Problem to work on
Copy every line from the data below in which the string "Reward" can be found.

Records excerpted from a collection:
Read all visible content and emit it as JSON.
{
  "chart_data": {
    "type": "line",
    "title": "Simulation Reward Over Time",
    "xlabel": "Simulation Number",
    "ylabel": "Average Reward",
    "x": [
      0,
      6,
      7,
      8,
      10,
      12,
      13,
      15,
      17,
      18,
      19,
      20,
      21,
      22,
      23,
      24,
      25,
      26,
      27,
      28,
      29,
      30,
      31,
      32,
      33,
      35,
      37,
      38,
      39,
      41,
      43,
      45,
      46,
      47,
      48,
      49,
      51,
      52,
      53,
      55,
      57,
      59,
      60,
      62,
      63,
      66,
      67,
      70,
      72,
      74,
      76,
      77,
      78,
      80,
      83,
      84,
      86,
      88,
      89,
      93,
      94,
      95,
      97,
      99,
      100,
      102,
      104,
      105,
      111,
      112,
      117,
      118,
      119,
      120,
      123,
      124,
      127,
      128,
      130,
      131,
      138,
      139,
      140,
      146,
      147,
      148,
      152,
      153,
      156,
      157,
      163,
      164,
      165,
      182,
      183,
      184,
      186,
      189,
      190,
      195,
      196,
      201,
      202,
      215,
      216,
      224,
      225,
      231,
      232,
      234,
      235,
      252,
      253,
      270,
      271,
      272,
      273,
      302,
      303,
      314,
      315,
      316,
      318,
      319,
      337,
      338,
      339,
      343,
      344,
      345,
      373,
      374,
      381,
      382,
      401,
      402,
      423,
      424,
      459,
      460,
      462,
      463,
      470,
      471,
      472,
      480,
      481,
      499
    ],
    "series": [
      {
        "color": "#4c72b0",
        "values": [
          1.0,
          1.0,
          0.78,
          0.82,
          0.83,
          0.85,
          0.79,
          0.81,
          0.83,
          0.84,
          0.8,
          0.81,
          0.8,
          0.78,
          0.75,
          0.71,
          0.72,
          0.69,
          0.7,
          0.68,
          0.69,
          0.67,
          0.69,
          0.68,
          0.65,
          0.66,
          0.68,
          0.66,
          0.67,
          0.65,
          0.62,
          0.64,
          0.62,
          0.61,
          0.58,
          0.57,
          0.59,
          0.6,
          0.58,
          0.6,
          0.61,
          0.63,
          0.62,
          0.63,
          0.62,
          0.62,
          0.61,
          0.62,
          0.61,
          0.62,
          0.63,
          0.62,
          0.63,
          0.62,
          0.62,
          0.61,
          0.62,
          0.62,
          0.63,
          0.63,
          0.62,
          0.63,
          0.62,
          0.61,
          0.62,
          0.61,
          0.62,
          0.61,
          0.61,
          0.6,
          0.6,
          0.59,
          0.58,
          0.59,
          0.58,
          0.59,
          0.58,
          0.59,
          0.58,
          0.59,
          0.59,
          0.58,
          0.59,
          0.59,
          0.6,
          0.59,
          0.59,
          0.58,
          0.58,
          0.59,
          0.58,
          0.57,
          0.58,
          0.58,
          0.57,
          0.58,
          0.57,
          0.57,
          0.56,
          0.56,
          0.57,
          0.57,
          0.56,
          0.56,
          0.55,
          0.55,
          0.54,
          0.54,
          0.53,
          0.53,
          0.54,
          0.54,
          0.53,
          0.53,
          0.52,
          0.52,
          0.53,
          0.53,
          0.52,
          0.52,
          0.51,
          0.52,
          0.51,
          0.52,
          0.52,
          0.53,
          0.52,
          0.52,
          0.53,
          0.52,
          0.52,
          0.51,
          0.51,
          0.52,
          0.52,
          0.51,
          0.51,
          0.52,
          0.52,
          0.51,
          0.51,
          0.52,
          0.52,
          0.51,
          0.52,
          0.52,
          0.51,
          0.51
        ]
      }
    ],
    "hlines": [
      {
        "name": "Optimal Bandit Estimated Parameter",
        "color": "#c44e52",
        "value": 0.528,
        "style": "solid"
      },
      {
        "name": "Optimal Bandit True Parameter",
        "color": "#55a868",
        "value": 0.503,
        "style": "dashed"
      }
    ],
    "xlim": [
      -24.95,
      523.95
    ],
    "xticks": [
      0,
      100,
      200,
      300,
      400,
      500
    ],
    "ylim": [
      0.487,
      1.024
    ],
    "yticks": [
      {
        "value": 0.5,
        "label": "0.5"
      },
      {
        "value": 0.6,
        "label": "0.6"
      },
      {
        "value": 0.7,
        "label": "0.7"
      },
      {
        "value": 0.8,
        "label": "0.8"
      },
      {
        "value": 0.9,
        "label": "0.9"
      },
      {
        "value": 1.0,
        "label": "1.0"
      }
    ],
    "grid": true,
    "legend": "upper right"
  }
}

Final result
    "title": "Simulation Reward Over Time",
    "ylabel": "Average Reward",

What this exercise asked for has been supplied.